### Set exercise
Only the pictures are omitted; repeat all other data exactly.

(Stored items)
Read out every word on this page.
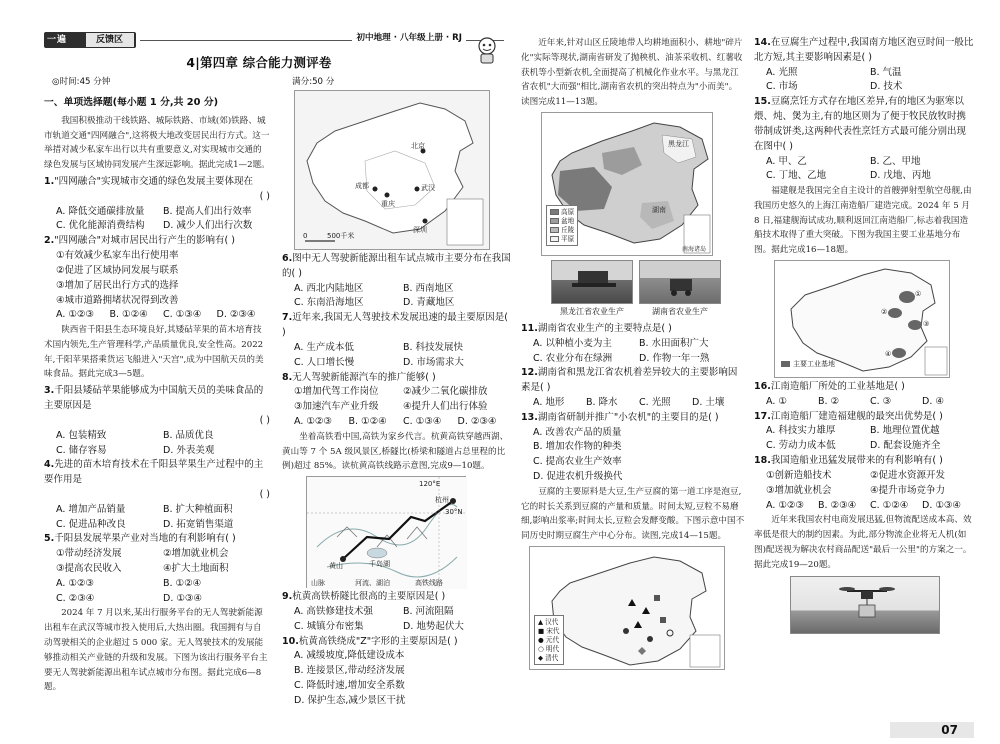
一遍	反馈区	初中地理 · 八年级上册 · RJ
4|第四章 综合能力测评卷
◎时间:45 分钟	满分:50 分
一、单项选择题(每小题 1 分,共 20 分)
我国积极推动干线铁路、城际铁路、市域(郊)铁路、城市轨道交通"四网融合",这将极大地改变居民出行方式。这一举措对减少私家车出行以共有重要意义,对实现城市交通的绿色发展与区域协同发展产生深远影响。据此完成1—2题。
1."四网融合"实现城市交通的绿色发展主要体现在
( )
A. 降低交通碳排放量	B. 提高人们出行效率
C. 优化能源消费结构	D. 减少人们出行次数
2."四网融合"对城市居民出行产生的影响有( )
①有效减少私家车出行使用率
②促进了区域协同发展与联系
③增加了居民出行方式的选择
④城市道路拥堵状况得到改善
A. ①②③	B. ①②④	C. ①③④	D. ②③④
陕西省千阳县生态环境良好,其矮砧苹果的苗木培育技术国内领先,生产管理科学,产品质量优良,安全性高。2022 年,千阳苹果搭乘货运飞船进入"天宫",成为中国航天员的美味食品。据此完成3—5题。
3.千阳县矮砧苹果能够成为中国航天员的美味食品的主要原因是
( )
A. 包装精致	B. 品质优良
C. 储存容易	D. 外表美观
4.先进的苗木培育技术在千阳县苹果生产过程中的主要作用是
( )
A. 增加产品销量	B. 扩大种植面积
C. 促进品种改良	D. 拓宽销售渠道
5.千阳县发展苹果产业对当地的有利影响有( )
①带动经济发展	②增加就业机会
③提高农民收入	④扩大土地面积
A. ①②③	B. ①②④
C. ②③④	D. ①③④
2024 年 7 月以来,某出行服务平台的无人驾驶新能源出租车在武汉等城市投入使用后,大热出圈。我国拥有与自动驾驶相关的企业超过 5 000 家。无人驾驶技术的发展能够推动相关产业链的升级和发展。下图为该出行服务平台主要无人驾驶新能源出租车试点城市分布图。据此完成6—8题。
北京
武汉
重庆
深圳
成都
0	500千米
6.图中无人驾驶新能源出租车试点城市主要分布在我国的( )
A. 西北内陆地区	B. 西南地区
C. 东南沿海地区	D. 青藏地区
7.近年来,我国无人驾驶技术发展迅速的最主要原因是( )
A. 生产成本低	B. 科技发展快
C. 人口增长慢	D. 市场需求大
8.无人驾驶新能源汽车的推广能够( )
①增加代驾工作岗位	②减少二氧化碳排放
③加速汽车产业升级	④提升人们出行体验
A. ①②③	B. ①②④	C. ①③④	D. ②③④
坐着高铁看中国,高铁为家乡代言。杭黄高铁穿越西湖、黄山等 7 个 5A 级风景区,桥隧比(桥梁和隧道占总里程的比例)超过 85%。读杭黄高铁线路示意图,完成9—10题。
120°E
杭州
30°N
黄山	千岛湖
山脉	河流、湖泊	高铁线路
9.杭黄高铁桥隧比很高的主要原因是( )
A. 高铁修建技术强	B. 河流阻隔
C. 城镇分布密集	D. 地势起伏大
10.杭黄高铁绕成"Z"字形的主要原因是( )
A. 减缓坡度,降低建设成本
B. 连接景区,带动经济发展
C. 降低时速,增加安全系数
D. 保护生态,减少景区干扰
近年来,针对山区丘陵地带人均耕地面积小、耕地"碎片化"实际等现状,湖南省研发了抛秧机、油茶采收机、红薯收获机等小型新农机,全面提高了机械化作业水平。与黑龙江省农机"大而强"相比,湖南省农机的突出特点为"小而美"。读图完成11—13题。
黑龙江
湖南
南海诸岛
高原
盆地
丘陵
平原
黑龙江省农业生产	湖南省农业生产
11.湖南省农业生产的主要特点是( )
A. 以种植小麦为主	B. 水田面积广大
C. 农业分布在绿洲	D. 作物一年一熟
12.湖南省和黑龙江省农机着差异较大的主要影响因素是( )
A. 地形	B. 降水	C. 光照	D. 土壤
13.湖南省研制并推广"小农机"的主要目的是( )
A. 改善农产品的质量
B. 增加农作物的种类
C. 提高农业生产效率
D. 促进农机升级换代
豆腐的主要原料是大豆,生产豆腐的第一道工序是泡豆,它的时长关系到豆腐的产量和质量。时间太短,豆粒不易磨细,影响出浆率;时间太长,豆粒会发酵变酸。下图示意中国不同历史时期豆腐生产中心分布。读图,完成14—15题。
▲ 汉代
■ 宋代
● 元代
○ 明代
◆ 清代
14.在豆腐生产过程中,我国南方地区泡豆时间一般比北方短,其主要影响因素是( )
A. 光照	B. 气温
C. 市场	D. 技术
15.豆腐烹饪方式存在地区差异,有的地区为驱寒以煨、炖、煲为主,有的地区则为了便于牧民放牧时携带制成饼类,这两种代表性烹饪方式最可能分别出现在图中( )
A. 甲、乙	B. 乙、甲地
C. 丁地、乙地	D. 戊地、丙地
福建舰是我国完全自主设计的首艘弹射型航空母舰,由我国历史悠久的上海江南造船厂建造完成。2024 年 5 月 8 日,福建舰海试成功,顺利返回江南造船厂,标志着我国造船技术取得了重大突破。下图为我国主要工业基地分布图。据此完成16—18题。
①
②
③
④
主要工业基地
16.江南造船厂所处的工业基地是( )
A. ①	B. ②	C. ③	D. ④
17.江南造船厂建造福建舰的最突出优势是( )
A. 科技实力雄厚	B. 地理位置优越
C. 劳动力成本低	D. 配套设施齐全
18.我国造船业迅猛发展带来的有利影响有( )
①创新造船技术	②促进水资源开发
③增加就业机会	④提升市场竞争力
A. ①②③	B. ②③④	C. ①②④	D. ①③④
近年来我国农村电商发展迅猛,但物流配送成本高、效率低是很大的制约因素。为此,部分物流企业将无人机(如图)配送视为解决农村商品配送"最后一公里"的方案之一。据此完成19—20题。
07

### Response for this exercise
Read out every word on this page.
一遍	反馈区	初中地理 · 八年级上册 · RJ
4|第四章 综合能力测评卷
◎时间:45 分钟	满分:50 分
一、单项选择题(每小题 1 分,共 20 分)
我国积极推动干线铁路、城际铁路、市域(郊)铁路、城市轨道交通"四网融合",这将极大地改变居民出行方式。这一举措对减少私家车出行以共有重要意义,对实现城市交通的绿色发展与区域协同发展产生深远影响。据此完成1—2题。
1."四网融合"实现城市交通的绿色发展主要体现在
( )
A. 降低交通碳排放量	B. 提高人们出行效率
C. 优化能源消费结构	D. 减少人们出行次数
2."四网融合"对城市居民出行产生的影响有( )
①有效减少私家车出行使用率
②促进了区域协同发展与联系
③增加了居民出行方式的选择
④城市道路拥堵状况得到改善
A. ①②③	B. ①②④	C. ①③④	D. ②③④
陕西省千阳县生态环境良好,其矮砧苹果的苗木培育技术国内领先,生产管理科学,产品质量优良,安全性高。2022 年,千阳苹果搭乘货运飞船进入"天宫",成为中国航天员的美味食品。据此完成3—5题。
3.千阳县矮砧苹果能够成为中国航天员的美味食品的主要原因是
( )
A. 包装精致	B. 品质优良
C. 储存容易	D. 外表美观
4.先进的苗木培育技术在千阳县苹果生产过程中的主要作用是
( )
A. 增加产品销量	B. 扩大种植面积
C. 促进品种改良	D. 拓宽销售渠道
5.千阳县发展苹果产业对当地的有利影响有( )
①带动经济发展	②增加就业机会
③提高农民收入	④扩大土地面积
A. ①②③	B. ①②④
C. ②③④	D. ①③④
2024 年 7 月以来,某出行服务平台的无人驾驶新能源出租车在武汉等城市投入使用后,大热出圈。我国拥有与自动驾驶相关的企业超过 5 000 家。无人驾驶技术的发展能够推动相关产业链的升级和发展。下图为该出行服务平台主要无人驾驶新能源出租车试点城市分布图。据此完成6—8题。
北京
武汉
重庆
深圳
成都
0	500千米
6.图中无人驾驶新能源出租车试点城市主要分布在我国的( )
A. 西北内陆地区	B. 西南地区
C. 东南沿海地区	D. 青藏地区
7.近年来,我国无人驾驶技术发展迅速的最主要原因是( )
A. 生产成本低	B. 科技发展快
C. 人口增长慢	D. 市场需求大
8.无人驾驶新能源汽车的推广能够( )
①增加代驾工作岗位	②减少二氧化碳排放
③加速汽车产业升级	④提升人们出行体验
A. ①②③	B. ①②④	C. ①③④	D. ②③④
坐着高铁看中国,高铁为家乡代言。杭黄高铁穿越西湖、黄山等 7 个 5A 级风景区,桥隧比(桥梁和隧道占总里程的比例)超过 85%。读杭黄高铁线路示意图,完成9—10题。
120°E
杭州
30°N
黄山	千岛湖
山脉	河流、湖泊	高铁线路
9.杭黄高铁桥隧比很高的主要原因是( )
A. 高铁修建技术强	B. 河流阻隔
C. 城镇分布密集	D. 地势起伏大
10.杭黄高铁绕成"Z"字形的主要原因是( )
A. 减缓坡度,降低建设成本
B. 连接景区,带动经济发展
C. 降低时速,增加安全系数
D. 保护生态,减少景区干扰
近年来,针对山区丘陵地带人均耕地面积小、耕地"碎片化"实际等现状,湖南省研发了抛秧机、油茶采收机、红薯收获机等小型新农机,全面提高了机械化作业水平。与黑龙江省农机"大而强"相比,湖南省农机的突出特点为"小而美"。读图完成11—13题。
黑龙江
湖南
南海诸岛
高原
盆地
丘陵
平原
黑龙江省农业生产	湖南省农业生产
11.湖南省农业生产的主要特点是( )
A. 以种植小麦为主	B. 水田面积广大
C. 农业分布在绿洲	D. 作物一年一熟
12.湖南省和黑龙江省农机着差异较大的主要影响因素是( )
A. 地形	B. 降水	C. 光照	D. 土壤
13.湖南省研制并推广"小农机"的主要目的是( )
A. 改善农产品的质量
B. 增加农作物的种类
C. 提高农业生产效率
D. 促进农机升级换代
豆腐的主要原料是大豆,生产豆腐的第一道工序是泡豆,它的时长关系到豆腐的产量和质量。时间太短,豆粒不易磨细,影响出浆率;时间太长,豆粒会发酵变酸。下图示意中国不同历史时期豆腐生产中心分布。读图,完成14—15题。
▲ 汉代
■ 宋代
● 元代
○ 明代
◆ 清代
14.在豆腐生产过程中,我国南方地区泡豆时间一般比北方短,其主要影响因素是( )
A. 光照	B. 气温
C. 市场	D. 技术
15.豆腐烹饪方式存在地区差异,有的地区为驱寒以煨、炖、煲为主,有的地区则为了便于牧民放牧时携带制成饼类,这两种代表性烹饪方式最可能分别出现在图中( )
A. 甲、乙	B. 乙、甲地
C. 丁地、乙地	D. 戊地、丙地
福建舰是我国完全自主设计的首艘弹射型航空母舰,由我国历史悠久的上海江南造船厂建造完成。2024 年 5 月 8 日,福建舰海试成功,顺利返回江南造船厂,标志着我国造船技术取得了重大突破。下图为我国主要工业基地分布图。据此完成16—18题。
①
②
③
④
主要工业基地
16.江南造船厂所处的工业基地是( )
A. ①	B. ②	C. ③	D. ④
17.江南造船厂建造福建舰的最突出优势是( )
A. 科技实力雄厚	B. 地理位置优越
C. 劳动力成本低	D. 配套设施齐全
18.我国造船业迅猛发展带来的有利影响有( )
①创新造船技术	②促进水资源开发
③增加就业机会	④提升市场竞争力
A. ①②③	B. ②③④	C. ①②④	D. ①③④
近年来我国农村电商发展迅猛,但物流配送成本高、效率低是很大的制约因素。为此,部分物流企业将无人机(如图)配送视为解决农村商品配送"最后一公里"的方案之一。据此完成19—20题。
07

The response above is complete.